EXTRACTED TEXT
Creating Custom Spans

Auto-instrumentation covers the infrastructure layer. For business-logic operations that are expensive or failure-prone — a third-party API call, a complex calculation, a cache lookup — you want a dedicated span so the waterfall shows exactly how long it took. Inject Tracer and use the fluent API:

import io.micrometer.tracing.Span; import io.micrometer.tracing.Tracer; import org.springframework.stereotype.Service; @Service public class PricingService { private final Tracer tracer; private final ExternalPricingClient client; public PricingService(Tracer tracer, ExternalPricingClient client) { this.tracer = tracer; this.client = client; } public BigDecimal fetchLivePrice(String productId) { Span span = tracer.nextSpan() .name("external.pricing.fetch") .tag("product.id", productId) .start(); try (Tracer.SpanInScope ignored = tracer.withSpan(span)) { return client.getPrice(productId); } catch (Exception ex) { span.error(ex); // marks the span as errored in the UI throw ex; } finally { span.end(); // MUST always end the span, even on error } } }

A few things to notice in this pattern:

  • tracer.nextSpan() creates a child of the current active span, so it slots correctly into the existing trace hierarchy.

TASKS TO PERFORM
- 1) From the passage on creating custom spans, copy out the stretch from "A few things" through "existing trace hierarchy.".
- 2) Carry on the passage about creating custom spans, picking up after its last sentence.

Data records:

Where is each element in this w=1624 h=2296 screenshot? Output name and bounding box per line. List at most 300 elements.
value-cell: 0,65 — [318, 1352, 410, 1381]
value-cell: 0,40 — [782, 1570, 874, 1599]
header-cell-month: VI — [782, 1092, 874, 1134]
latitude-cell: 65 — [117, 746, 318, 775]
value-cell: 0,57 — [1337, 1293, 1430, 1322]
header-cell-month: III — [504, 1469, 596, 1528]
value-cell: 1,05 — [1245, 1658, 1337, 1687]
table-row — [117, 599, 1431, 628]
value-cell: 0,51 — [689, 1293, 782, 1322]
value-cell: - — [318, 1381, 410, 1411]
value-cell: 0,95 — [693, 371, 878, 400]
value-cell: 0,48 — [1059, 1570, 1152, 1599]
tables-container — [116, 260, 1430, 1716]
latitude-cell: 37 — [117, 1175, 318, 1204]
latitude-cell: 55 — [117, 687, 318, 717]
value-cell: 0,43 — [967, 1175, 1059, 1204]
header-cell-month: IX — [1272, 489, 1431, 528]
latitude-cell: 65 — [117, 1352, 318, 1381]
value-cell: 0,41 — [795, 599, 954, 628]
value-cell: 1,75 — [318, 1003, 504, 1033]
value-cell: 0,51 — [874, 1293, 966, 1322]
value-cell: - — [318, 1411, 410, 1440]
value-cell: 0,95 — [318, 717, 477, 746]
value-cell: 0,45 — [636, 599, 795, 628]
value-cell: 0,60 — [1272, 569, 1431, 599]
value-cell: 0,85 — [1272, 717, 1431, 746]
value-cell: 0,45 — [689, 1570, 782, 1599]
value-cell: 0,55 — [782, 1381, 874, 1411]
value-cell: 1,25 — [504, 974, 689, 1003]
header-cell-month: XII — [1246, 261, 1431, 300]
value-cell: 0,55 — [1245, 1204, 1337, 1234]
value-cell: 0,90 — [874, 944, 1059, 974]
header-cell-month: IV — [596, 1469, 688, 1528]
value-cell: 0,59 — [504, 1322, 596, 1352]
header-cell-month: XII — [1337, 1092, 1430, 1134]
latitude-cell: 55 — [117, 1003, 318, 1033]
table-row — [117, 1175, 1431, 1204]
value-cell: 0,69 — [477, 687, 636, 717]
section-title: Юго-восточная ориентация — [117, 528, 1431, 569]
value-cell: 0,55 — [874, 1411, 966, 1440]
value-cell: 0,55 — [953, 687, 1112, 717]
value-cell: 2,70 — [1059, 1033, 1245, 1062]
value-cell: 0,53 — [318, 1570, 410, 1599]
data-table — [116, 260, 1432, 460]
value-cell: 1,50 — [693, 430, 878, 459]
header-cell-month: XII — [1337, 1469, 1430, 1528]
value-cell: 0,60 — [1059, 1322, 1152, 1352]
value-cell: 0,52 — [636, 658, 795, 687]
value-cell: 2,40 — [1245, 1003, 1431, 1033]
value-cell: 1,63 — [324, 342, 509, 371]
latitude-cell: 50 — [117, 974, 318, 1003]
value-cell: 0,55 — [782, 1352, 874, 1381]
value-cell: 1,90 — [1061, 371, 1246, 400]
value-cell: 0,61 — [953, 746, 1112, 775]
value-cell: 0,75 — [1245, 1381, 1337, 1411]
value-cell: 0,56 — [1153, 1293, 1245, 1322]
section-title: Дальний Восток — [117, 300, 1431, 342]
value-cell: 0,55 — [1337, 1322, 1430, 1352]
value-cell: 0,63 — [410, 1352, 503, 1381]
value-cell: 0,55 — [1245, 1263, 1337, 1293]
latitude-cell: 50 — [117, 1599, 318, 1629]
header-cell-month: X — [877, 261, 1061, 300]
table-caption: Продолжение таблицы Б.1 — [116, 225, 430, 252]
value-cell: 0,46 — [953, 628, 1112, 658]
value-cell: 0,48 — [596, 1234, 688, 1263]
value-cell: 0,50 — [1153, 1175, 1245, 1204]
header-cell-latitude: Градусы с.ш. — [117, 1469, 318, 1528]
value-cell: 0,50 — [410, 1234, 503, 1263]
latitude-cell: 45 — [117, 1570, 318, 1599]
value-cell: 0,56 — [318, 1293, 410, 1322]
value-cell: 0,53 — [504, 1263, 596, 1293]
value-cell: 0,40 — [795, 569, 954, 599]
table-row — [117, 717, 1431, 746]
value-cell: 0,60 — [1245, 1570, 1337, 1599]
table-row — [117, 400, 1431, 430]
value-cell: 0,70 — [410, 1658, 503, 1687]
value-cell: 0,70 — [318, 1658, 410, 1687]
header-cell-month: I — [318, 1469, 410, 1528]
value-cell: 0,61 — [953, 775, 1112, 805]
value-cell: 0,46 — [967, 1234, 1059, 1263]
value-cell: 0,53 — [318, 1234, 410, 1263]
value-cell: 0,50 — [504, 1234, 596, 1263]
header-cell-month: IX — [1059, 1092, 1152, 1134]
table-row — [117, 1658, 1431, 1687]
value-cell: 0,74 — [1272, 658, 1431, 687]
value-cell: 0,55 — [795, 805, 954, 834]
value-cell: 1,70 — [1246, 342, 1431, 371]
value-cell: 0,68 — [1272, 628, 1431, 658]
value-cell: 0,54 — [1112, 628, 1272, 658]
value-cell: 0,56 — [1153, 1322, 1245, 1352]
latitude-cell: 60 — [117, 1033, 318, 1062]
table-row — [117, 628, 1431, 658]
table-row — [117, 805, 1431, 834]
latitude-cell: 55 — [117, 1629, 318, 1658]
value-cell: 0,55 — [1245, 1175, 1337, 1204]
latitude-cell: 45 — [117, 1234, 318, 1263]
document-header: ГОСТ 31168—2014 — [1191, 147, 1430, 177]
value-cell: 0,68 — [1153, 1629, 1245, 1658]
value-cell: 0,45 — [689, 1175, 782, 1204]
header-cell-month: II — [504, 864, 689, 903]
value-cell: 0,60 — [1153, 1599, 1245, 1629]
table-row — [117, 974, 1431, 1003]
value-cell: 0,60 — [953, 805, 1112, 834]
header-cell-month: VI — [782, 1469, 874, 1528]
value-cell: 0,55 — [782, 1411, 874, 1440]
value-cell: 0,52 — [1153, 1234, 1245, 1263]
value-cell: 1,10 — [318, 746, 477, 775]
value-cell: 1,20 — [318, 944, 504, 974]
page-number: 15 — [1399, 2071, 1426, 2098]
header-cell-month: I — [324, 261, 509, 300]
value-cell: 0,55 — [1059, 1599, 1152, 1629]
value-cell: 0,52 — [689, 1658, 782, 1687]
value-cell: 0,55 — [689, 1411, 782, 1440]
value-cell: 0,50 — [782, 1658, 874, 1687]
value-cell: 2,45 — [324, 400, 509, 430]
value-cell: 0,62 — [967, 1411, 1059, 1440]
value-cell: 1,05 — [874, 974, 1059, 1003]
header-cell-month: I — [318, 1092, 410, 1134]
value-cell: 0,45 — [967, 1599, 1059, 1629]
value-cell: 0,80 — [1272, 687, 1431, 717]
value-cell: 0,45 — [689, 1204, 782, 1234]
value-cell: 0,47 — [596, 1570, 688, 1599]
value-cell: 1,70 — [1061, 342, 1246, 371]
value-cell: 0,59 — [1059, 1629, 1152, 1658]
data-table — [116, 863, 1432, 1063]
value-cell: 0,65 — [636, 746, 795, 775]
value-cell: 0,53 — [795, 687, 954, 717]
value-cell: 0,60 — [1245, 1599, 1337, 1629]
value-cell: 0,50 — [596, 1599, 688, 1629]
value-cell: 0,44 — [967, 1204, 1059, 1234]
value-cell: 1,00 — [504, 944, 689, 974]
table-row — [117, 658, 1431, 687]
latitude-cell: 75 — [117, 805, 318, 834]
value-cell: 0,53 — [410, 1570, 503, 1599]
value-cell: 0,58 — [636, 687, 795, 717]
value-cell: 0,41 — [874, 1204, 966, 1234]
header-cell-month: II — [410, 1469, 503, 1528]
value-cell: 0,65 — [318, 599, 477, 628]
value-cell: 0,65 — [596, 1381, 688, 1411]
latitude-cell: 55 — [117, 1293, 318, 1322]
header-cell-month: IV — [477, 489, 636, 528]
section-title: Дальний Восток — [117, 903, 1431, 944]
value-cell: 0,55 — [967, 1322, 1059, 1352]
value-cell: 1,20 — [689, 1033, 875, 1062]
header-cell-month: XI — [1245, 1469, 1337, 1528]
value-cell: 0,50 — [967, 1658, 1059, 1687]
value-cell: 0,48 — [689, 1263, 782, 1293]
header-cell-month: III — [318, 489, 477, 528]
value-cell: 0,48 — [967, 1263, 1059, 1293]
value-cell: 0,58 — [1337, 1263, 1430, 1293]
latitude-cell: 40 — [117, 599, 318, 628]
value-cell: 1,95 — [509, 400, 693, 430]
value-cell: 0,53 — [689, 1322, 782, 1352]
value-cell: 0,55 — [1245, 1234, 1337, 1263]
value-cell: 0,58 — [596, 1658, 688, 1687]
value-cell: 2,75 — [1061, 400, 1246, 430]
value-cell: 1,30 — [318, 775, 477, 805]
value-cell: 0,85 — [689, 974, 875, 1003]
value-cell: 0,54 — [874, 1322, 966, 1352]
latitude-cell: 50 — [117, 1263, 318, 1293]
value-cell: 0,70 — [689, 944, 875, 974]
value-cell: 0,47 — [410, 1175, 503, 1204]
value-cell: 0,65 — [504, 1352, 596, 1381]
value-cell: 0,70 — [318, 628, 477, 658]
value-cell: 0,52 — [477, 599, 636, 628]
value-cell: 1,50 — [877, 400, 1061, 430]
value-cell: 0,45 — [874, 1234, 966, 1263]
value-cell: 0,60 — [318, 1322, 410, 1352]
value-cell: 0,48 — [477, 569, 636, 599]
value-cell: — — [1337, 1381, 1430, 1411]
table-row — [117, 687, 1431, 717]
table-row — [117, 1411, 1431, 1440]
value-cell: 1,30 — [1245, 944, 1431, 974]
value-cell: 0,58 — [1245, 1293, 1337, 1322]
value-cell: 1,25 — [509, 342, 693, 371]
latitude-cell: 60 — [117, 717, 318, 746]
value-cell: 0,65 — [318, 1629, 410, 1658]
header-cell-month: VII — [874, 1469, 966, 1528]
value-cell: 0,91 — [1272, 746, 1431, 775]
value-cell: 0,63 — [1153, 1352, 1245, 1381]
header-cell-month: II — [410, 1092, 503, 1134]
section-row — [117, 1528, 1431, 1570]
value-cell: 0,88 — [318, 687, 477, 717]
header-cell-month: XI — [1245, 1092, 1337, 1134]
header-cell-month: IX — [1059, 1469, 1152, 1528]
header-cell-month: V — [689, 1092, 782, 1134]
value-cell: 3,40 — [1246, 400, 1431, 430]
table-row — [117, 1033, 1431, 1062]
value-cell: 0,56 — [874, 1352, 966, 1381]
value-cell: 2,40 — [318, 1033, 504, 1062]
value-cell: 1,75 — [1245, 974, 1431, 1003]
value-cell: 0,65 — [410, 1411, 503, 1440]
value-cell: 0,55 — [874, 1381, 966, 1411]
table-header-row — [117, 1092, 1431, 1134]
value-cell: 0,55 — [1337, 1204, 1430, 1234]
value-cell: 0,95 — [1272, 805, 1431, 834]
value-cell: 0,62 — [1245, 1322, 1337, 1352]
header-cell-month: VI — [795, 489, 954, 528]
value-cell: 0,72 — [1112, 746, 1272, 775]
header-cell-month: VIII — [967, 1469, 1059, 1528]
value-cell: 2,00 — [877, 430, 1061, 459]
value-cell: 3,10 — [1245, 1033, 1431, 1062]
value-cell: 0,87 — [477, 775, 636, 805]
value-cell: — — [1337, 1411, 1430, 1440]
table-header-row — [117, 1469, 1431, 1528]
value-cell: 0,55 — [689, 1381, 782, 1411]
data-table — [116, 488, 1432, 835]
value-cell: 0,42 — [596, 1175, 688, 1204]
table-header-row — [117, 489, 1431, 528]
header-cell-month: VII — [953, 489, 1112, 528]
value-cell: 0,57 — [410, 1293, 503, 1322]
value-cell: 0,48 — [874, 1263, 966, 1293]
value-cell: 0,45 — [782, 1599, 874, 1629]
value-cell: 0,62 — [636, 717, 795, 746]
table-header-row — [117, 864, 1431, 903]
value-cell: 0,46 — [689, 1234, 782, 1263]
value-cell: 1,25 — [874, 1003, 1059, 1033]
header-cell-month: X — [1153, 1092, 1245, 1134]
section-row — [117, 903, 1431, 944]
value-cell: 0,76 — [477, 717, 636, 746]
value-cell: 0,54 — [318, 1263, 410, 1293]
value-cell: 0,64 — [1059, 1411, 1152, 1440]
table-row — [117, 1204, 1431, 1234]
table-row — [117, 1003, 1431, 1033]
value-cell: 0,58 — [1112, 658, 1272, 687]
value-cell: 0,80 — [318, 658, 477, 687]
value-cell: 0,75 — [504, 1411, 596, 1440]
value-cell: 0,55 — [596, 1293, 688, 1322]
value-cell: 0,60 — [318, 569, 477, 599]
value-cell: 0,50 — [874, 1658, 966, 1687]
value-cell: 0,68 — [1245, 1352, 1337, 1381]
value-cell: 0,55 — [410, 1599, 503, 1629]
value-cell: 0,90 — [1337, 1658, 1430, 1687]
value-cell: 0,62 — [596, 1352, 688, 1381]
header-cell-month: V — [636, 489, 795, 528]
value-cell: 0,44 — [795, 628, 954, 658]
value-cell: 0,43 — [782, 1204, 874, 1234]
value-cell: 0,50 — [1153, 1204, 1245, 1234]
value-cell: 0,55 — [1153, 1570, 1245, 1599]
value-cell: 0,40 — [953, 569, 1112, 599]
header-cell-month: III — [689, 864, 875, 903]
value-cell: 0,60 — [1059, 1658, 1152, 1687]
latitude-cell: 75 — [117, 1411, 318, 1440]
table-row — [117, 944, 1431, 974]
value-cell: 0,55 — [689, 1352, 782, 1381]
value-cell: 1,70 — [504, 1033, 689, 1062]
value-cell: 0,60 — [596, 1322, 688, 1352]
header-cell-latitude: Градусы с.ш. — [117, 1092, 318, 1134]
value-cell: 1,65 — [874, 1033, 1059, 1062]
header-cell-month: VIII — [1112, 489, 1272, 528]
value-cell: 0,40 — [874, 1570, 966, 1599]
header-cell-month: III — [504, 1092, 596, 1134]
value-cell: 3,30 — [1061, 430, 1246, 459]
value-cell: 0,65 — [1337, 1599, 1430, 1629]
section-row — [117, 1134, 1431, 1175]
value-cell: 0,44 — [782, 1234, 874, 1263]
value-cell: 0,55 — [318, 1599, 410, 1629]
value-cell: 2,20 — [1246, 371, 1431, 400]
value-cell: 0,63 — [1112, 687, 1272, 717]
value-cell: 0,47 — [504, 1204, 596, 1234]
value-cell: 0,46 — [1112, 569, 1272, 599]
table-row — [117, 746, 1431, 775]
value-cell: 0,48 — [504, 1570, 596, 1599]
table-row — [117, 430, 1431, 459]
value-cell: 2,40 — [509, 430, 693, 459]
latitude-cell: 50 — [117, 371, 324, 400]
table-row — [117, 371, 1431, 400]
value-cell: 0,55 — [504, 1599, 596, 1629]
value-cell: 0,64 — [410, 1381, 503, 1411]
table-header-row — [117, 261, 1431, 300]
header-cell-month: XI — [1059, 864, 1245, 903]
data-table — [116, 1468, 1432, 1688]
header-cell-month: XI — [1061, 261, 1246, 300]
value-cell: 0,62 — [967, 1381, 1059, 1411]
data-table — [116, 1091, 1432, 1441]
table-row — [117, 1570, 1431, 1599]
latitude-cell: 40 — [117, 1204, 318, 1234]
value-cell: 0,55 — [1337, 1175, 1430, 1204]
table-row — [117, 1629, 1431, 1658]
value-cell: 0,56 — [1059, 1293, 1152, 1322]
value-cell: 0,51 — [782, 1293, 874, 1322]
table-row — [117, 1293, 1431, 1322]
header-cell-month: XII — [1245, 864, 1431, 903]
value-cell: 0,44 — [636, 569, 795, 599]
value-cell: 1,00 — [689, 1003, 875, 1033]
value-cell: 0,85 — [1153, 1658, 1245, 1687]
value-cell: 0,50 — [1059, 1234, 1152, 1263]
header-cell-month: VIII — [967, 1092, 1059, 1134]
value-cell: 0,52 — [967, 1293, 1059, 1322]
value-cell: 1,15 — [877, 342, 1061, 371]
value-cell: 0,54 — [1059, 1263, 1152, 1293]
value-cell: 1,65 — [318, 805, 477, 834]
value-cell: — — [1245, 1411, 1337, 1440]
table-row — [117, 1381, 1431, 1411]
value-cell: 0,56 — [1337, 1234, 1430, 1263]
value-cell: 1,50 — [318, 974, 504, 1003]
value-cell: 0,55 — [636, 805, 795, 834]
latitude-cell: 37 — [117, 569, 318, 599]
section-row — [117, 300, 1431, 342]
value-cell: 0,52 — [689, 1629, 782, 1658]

RESPONSE LIST
- 1)
A few things to notice in this pattern:

  • tracer.nextSpan() creates a child of the current active span, so it slots correctly into the existing trace hierarchy.

- 2)
  • span.tag() attaches key-value metadata that appears in the Zipkin/Jaeger span detail view — invaluable for filtering traces by product, user, tenant, or any business dimension.
  • span.error(ex) records the exception and sets the span status to ERROR, surfacing it immediately in the tracing UI.
  • The finally block is mandatory; an unclosed span leaks memory and never reaches the exporter.

Security Considerations

Trace headers can be forged by clients. If a browser or external caller sends a crafted traceparent header, your services will join that trace — potentially leaking internal service topology to an attacker who can correlate timing data. Mitigate this by trusting incoming trace context only from authenticated internal callers (e.g., services that present a valid mTLS certificate or an internal service-to-service JWT). At the perimeter (API Gateway / edge service), strip and re-issue trace headers for requests arriving from the public internet.

Additionally, be mindful of what you attach as span tags. A tag like user.id or request.body will be stored verbatim in the tracing backend. Treat the tracing system as an observability store, not a logging store, and avoid attaching PII or secrets as span attributes.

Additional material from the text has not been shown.